# EXERCISE MATERIALS

· · ·

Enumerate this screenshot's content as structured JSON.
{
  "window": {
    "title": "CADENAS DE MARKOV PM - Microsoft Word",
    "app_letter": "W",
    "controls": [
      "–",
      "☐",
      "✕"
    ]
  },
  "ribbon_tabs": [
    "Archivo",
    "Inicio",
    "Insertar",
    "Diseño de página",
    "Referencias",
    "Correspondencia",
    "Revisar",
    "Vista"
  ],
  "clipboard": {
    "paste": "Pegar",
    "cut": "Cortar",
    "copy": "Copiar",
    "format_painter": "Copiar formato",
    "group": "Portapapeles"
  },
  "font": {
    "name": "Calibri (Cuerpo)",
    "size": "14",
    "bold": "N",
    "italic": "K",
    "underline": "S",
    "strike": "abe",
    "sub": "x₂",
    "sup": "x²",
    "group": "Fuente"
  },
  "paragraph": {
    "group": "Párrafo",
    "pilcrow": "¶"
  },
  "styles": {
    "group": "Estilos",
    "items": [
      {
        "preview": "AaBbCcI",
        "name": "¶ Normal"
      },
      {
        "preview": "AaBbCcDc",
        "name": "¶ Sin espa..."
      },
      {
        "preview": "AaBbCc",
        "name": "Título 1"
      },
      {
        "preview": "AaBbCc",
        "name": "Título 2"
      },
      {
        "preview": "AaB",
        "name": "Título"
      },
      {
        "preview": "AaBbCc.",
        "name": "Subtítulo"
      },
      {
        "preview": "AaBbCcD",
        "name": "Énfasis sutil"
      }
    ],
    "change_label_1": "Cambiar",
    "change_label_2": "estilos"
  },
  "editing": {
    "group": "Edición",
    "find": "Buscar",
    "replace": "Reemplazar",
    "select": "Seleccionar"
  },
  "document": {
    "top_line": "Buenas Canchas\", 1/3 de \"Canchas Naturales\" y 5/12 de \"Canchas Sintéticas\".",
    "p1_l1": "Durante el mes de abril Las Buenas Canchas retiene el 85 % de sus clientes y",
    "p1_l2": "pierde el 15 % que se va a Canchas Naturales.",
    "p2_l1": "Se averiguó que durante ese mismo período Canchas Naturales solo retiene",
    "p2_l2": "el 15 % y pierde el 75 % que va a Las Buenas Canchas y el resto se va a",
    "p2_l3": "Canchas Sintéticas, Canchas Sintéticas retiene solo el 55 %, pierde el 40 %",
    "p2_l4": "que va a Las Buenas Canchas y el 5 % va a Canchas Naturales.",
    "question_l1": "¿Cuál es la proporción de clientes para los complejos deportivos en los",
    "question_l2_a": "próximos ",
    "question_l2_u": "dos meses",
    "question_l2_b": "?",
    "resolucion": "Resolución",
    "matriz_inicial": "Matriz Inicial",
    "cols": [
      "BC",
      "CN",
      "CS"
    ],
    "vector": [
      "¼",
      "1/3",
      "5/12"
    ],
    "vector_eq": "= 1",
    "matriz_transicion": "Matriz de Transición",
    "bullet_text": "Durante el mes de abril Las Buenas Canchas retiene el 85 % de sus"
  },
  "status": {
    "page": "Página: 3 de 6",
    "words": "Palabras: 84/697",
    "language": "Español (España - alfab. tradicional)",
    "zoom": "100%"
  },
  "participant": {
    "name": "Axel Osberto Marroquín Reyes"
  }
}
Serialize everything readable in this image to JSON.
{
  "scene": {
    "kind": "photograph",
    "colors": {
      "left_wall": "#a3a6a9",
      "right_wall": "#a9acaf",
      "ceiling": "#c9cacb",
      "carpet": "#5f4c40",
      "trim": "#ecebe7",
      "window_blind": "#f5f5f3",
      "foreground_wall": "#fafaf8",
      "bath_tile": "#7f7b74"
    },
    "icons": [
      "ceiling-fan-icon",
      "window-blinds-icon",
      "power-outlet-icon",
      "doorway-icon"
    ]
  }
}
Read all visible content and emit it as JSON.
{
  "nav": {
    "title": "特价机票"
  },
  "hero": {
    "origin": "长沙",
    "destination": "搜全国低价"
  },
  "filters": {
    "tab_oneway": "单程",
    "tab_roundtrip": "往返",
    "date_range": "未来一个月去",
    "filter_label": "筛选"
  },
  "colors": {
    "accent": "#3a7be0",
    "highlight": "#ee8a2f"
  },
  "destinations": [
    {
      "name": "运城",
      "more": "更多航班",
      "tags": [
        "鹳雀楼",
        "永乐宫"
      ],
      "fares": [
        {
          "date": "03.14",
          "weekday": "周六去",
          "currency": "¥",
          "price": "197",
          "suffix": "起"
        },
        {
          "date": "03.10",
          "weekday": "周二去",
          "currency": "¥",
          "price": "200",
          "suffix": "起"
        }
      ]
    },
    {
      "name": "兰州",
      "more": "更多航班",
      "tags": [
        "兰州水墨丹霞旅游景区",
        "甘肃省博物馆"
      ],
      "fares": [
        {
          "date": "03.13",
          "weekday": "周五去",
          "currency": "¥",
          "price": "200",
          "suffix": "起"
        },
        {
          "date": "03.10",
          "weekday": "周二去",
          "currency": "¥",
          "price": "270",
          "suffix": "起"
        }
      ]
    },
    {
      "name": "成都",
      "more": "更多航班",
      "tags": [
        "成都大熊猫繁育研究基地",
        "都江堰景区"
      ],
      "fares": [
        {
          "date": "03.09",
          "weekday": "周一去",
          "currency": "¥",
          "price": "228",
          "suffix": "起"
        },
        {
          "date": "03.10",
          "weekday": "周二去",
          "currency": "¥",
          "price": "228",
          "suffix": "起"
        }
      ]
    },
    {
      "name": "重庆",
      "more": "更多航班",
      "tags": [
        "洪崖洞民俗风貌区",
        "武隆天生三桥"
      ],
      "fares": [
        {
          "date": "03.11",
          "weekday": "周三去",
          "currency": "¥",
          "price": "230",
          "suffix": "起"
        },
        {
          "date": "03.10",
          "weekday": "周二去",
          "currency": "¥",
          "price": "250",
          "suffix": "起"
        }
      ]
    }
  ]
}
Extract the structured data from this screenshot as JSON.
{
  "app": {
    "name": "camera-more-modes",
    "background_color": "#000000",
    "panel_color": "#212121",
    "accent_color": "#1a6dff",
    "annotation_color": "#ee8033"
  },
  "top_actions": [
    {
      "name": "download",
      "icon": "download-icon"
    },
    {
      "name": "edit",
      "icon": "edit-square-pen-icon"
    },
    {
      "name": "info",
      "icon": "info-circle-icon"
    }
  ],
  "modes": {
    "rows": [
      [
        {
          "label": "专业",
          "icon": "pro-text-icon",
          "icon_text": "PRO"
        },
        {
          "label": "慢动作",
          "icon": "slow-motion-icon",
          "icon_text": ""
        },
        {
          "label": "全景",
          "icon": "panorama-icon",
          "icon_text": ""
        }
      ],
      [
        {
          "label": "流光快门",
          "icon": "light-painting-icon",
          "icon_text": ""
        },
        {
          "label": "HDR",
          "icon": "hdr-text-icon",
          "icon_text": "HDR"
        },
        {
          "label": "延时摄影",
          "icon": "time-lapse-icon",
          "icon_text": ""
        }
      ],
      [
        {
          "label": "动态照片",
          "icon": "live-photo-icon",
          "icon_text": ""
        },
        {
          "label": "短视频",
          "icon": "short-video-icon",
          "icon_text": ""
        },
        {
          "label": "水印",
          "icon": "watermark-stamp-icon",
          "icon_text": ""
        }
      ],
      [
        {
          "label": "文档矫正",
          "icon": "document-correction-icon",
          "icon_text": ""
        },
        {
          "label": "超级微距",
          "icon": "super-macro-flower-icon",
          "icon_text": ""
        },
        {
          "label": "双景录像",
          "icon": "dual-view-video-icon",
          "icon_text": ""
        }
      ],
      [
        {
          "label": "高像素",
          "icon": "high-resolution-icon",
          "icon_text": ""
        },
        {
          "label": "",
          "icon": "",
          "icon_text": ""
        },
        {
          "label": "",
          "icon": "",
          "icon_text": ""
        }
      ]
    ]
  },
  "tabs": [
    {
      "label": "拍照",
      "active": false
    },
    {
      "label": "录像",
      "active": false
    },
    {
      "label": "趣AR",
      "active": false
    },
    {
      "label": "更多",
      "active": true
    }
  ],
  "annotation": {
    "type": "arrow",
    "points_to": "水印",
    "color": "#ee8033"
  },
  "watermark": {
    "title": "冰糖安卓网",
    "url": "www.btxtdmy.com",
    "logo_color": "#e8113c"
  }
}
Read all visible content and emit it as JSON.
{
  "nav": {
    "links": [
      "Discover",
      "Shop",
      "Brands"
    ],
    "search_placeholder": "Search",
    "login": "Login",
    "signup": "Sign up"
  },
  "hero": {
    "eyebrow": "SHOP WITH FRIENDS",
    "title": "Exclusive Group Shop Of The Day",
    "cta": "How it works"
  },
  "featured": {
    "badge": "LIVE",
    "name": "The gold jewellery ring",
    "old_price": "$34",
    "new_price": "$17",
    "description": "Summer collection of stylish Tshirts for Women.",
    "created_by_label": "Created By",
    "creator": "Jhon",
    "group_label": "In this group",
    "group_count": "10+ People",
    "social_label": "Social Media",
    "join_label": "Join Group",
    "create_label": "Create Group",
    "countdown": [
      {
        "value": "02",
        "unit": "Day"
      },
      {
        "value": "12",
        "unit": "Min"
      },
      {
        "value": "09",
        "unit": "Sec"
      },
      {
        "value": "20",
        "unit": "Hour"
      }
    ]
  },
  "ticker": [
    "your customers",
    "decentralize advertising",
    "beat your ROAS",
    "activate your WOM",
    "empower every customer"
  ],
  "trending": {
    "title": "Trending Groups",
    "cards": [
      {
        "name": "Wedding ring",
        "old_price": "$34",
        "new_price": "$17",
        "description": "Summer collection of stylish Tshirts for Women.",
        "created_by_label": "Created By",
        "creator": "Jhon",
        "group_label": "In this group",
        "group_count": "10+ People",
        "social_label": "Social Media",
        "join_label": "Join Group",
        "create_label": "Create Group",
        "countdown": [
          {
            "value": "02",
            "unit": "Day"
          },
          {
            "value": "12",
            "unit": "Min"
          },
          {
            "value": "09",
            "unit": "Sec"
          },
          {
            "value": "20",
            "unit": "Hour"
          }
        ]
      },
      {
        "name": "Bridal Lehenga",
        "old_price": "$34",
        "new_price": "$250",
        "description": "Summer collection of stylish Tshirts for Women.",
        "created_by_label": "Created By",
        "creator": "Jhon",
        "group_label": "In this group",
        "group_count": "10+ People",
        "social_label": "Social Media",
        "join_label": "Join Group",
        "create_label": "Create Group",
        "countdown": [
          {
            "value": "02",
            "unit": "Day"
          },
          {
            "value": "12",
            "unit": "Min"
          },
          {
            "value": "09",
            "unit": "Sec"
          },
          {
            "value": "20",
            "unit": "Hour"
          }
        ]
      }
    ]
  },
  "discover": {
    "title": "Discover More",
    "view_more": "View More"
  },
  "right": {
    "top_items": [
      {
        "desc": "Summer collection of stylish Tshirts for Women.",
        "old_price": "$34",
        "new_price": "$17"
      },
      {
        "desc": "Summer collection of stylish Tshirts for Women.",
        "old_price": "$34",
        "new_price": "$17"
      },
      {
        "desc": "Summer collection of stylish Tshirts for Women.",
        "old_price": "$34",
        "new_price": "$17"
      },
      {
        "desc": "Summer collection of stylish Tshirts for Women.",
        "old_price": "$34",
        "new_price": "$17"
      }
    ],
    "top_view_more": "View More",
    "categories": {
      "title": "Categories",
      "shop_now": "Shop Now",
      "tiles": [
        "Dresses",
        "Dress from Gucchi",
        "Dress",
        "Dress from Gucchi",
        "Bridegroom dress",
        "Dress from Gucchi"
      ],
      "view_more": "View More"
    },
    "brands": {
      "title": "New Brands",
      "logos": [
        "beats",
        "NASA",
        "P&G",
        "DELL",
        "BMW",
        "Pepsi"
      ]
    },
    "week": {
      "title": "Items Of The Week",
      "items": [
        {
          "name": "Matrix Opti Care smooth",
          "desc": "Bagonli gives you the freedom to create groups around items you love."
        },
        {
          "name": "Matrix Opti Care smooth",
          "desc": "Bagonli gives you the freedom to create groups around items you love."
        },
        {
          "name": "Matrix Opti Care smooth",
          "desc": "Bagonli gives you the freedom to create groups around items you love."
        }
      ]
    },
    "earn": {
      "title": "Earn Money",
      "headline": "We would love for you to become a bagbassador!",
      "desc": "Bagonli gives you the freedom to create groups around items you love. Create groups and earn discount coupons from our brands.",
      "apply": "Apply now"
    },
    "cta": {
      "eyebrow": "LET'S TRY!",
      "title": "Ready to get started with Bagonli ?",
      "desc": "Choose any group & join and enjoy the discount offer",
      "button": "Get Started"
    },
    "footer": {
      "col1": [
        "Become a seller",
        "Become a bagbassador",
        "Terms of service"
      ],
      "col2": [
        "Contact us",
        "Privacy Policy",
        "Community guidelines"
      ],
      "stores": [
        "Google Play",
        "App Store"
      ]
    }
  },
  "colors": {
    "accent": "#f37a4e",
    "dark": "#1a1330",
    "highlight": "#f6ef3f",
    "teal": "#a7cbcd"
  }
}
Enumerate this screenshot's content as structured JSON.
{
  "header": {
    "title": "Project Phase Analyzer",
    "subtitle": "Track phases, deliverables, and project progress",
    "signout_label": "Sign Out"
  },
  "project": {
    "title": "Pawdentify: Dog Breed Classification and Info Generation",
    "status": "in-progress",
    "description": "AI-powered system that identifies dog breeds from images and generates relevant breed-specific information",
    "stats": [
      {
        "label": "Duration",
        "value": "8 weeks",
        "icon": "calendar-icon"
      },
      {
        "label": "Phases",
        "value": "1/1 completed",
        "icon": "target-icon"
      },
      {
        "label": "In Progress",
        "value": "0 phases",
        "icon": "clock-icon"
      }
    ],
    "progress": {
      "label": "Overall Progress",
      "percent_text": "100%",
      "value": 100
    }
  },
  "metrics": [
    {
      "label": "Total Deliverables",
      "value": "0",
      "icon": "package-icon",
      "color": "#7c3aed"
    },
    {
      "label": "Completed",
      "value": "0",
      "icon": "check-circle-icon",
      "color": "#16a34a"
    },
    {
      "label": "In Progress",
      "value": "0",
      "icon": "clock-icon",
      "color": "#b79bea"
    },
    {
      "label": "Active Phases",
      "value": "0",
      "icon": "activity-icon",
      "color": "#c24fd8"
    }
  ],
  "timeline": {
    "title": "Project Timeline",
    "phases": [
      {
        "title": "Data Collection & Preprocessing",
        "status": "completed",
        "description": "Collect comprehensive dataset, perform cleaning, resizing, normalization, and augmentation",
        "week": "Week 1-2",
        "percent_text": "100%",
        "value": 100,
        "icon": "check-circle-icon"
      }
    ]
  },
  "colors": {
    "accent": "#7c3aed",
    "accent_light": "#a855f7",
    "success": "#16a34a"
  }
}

· · ·

# BRIEF
Pick out each line containing the string "clientes" and copy it.

# ANSWER IN FULL
    "p1_l1": "Durante el mes de abril Las Buenas Canchas retiene el 85 % de sus clientes y",
    "question_l1": "¿Cuál es la proporción de clientes para los complejos deportivos en los",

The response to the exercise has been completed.